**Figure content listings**
╭──

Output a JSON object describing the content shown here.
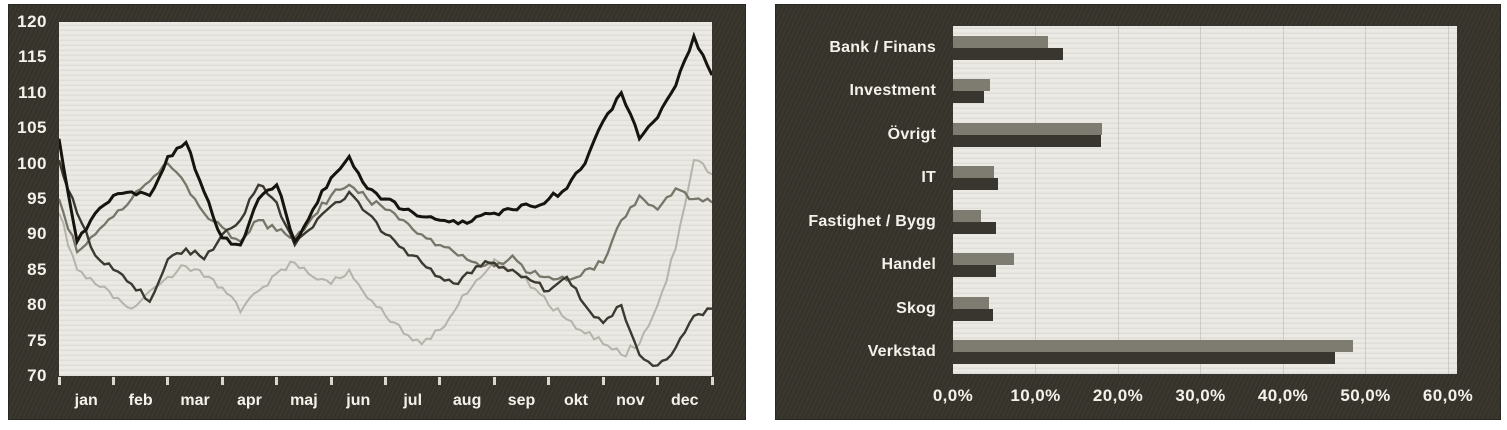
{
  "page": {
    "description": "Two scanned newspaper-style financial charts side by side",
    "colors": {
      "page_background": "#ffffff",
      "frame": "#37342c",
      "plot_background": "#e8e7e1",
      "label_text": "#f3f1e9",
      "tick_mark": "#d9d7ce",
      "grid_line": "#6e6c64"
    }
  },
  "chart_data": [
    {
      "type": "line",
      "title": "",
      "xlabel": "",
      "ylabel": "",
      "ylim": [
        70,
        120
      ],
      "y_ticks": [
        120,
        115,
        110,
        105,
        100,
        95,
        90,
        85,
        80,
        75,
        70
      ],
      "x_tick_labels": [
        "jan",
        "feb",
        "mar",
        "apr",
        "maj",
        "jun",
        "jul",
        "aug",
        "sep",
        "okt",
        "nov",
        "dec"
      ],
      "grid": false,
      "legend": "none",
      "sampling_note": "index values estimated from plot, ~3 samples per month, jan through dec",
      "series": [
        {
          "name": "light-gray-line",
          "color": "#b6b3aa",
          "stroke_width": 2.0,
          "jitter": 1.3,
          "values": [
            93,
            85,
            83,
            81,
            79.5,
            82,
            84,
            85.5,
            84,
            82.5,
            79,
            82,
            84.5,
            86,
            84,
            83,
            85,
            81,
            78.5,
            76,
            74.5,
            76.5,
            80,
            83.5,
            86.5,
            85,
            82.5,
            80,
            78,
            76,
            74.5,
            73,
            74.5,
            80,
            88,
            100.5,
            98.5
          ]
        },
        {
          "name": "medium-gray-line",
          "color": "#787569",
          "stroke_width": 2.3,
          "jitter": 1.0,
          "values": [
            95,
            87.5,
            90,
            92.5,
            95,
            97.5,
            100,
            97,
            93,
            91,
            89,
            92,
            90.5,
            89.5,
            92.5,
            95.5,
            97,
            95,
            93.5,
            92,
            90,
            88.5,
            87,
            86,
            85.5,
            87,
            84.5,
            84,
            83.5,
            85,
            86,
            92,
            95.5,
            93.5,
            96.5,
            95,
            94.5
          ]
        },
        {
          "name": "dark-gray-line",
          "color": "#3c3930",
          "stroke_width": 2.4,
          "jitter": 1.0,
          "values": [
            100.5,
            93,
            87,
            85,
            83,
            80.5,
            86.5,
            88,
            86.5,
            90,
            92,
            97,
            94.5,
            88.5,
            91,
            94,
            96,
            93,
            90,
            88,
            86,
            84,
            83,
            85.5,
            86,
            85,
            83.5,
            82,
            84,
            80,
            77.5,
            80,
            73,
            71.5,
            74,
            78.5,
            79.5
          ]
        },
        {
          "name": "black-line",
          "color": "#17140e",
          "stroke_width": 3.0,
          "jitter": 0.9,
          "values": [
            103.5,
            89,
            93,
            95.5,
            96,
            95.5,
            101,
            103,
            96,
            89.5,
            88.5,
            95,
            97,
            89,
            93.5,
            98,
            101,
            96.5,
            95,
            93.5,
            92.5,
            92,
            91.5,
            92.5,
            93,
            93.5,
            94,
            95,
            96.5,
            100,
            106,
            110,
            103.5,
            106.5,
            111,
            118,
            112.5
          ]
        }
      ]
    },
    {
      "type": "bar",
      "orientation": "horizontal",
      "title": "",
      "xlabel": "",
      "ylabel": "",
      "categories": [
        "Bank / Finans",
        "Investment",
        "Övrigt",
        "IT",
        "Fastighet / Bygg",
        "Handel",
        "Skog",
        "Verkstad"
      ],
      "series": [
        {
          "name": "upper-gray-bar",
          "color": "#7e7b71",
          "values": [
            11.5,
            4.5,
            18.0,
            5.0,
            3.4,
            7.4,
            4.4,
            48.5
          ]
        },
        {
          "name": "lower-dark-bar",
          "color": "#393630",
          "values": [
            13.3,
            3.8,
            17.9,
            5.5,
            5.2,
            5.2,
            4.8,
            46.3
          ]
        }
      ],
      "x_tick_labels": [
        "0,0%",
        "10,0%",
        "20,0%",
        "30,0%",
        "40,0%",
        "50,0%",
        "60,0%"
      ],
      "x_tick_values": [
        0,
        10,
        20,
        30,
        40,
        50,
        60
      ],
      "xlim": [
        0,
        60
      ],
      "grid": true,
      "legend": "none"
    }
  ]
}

╰──

**Your goal**
Do not include images; quote all of the entries above exactly.

**Reply**
Output a JSON object describing the content shown here.
{
  "page": {
    "description": "Two scanned newspaper-style financial charts side by side",
    "colors": {
      "page_background": "#ffffff",
      "frame": "#37342c",
      "plot_background": "#e8e7e1",
      "label_text": "#f3f1e9",
      "tick_mark": "#d9d7ce",
      "grid_line": "#6e6c64"
    }
  },
  "chart_data": [
    {
      "type": "line",
      "title": "",
      "xlabel": "",
      "ylabel": "",
      "ylim": [
        70,
        120
      ],
      "y_ticks": [
        120,
        115,
        110,
        105,
        100,
        95,
        90,
        85,
        80,
        75,
        70
      ],
      "x_tick_labels": [
        "jan",
        "feb",
        "mar",
        "apr",
        "maj",
        "jun",
        "jul",
        "aug",
        "sep",
        "okt",
        "nov",
        "dec"
      ],
      "grid": false,
      "legend": "none",
      "sampling_note": "index values estimated from plot, ~3 samples per month, jan through dec",
      "series": [
        {
          "name": "light-gray-line",
          "color": "#b6b3aa",
          "stroke_width": 2.0,
          "jitter": 1.3,
          "values": [
            93,
            85,
            83,
            81,
            79.5,
            82,
            84,
            85.5,
            84,
            82.5,
            79,
            82,
            84.5,
            86,
            84,
            83,
            85,
            81,
            78.5,
            76,
            74.5,
            76.5,
            80,
            83.5,
            86.5,
            85,
            82.5,
            80,
            78,
            76,
            74.5,
            73,
            74.5,
            80,
            88,
            100.5,
            98.5
          ]
        },
        {
          "name": "medium-gray-line",
          "color": "#787569",
          "stroke_width": 2.3,
          "jitter": 1.0,
          "values": [
            95,
            87.5,
            90,
            92.5,
            95,
            97.5,
            100,
            97,
            93,
            91,
            89,
            92,
            90.5,
            89.5,
            92.5,
            95.5,
            97,
            95,
            93.5,
            92,
            90,
            88.5,
            87,
            86,
            85.5,
            87,
            84.5,
            84,
            83.5,
            85,
            86,
            92,
            95.5,
            93.5,
            96.5,
            95,
            94.5
          ]
        },
        {
          "name": "dark-gray-line",
          "color": "#3c3930",
          "stroke_width": 2.4,
          "jitter": 1.0,
          "values": [
            100.5,
            93,
            87,
            85,
            83,
            80.5,
            86.5,
            88,
            86.5,
            90,
            92,
            97,
            94.5,
            88.5,
            91,
            94,
            96,
            93,
            90,
            88,
            86,
            84,
            83,
            85.5,
            86,
            85,
            83.5,
            82,
            84,
            80,
            77.5,
            80,
            73,
            71.5,
            74,
            78.5,
            79.5
          ]
        },
        {
          "name": "black-line",
          "color": "#17140e",
          "stroke_width": 3.0,
          "jitter": 0.9,
          "values": [
            103.5,
            89,
            93,
            95.5,
            96,
            95.5,
            101,
            103,
            96,
            89.5,
            88.5,
            95,
            97,
            89,
            93.5,
            98,
            101,
            96.5,
            95,
            93.5,
            92.5,
            92,
            91.5,
            92.5,
            93,
            93.5,
            94,
            95,
            96.5,
            100,
            106,
            110,
            103.5,
            106.5,
            111,
            118,
            112.5
          ]
        }
      ]
    },
    {
      "type": "bar",
      "orientation": "horizontal",
      "title": "",
      "xlabel": "",
      "ylabel": "",
      "categories": [
        "Bank / Finans",
        "Investment",
        "Övrigt",
        "IT",
        "Fastighet / Bygg",
        "Handel",
        "Skog",
        "Verkstad"
      ],
      "series": [
        {
          "name": "upper-gray-bar",
          "color": "#7e7b71",
          "values": [
            11.5,
            4.5,
            18.0,
            5.0,
            3.4,
            7.4,
            4.4,
            48.5
          ]
        },
        {
          "name": "lower-dark-bar",
          "color": "#393630",
          "values": [
            13.3,
            3.8,
            17.9,
            5.5,
            5.2,
            5.2,
            4.8,
            46.3
          ]
        }
      ],
      "x_tick_labels": [
        "0,0%",
        "10,0%",
        "20,0%",
        "30,0%",
        "40,0%",
        "50,0%",
        "60,0%"
      ],
      "x_tick_values": [
        0,
        10,
        20,
        30,
        40,
        50,
        60
      ],
      "xlim": [
        0,
        60
      ],
      "grid": true,
      "legend": "none"
    }
  ]
}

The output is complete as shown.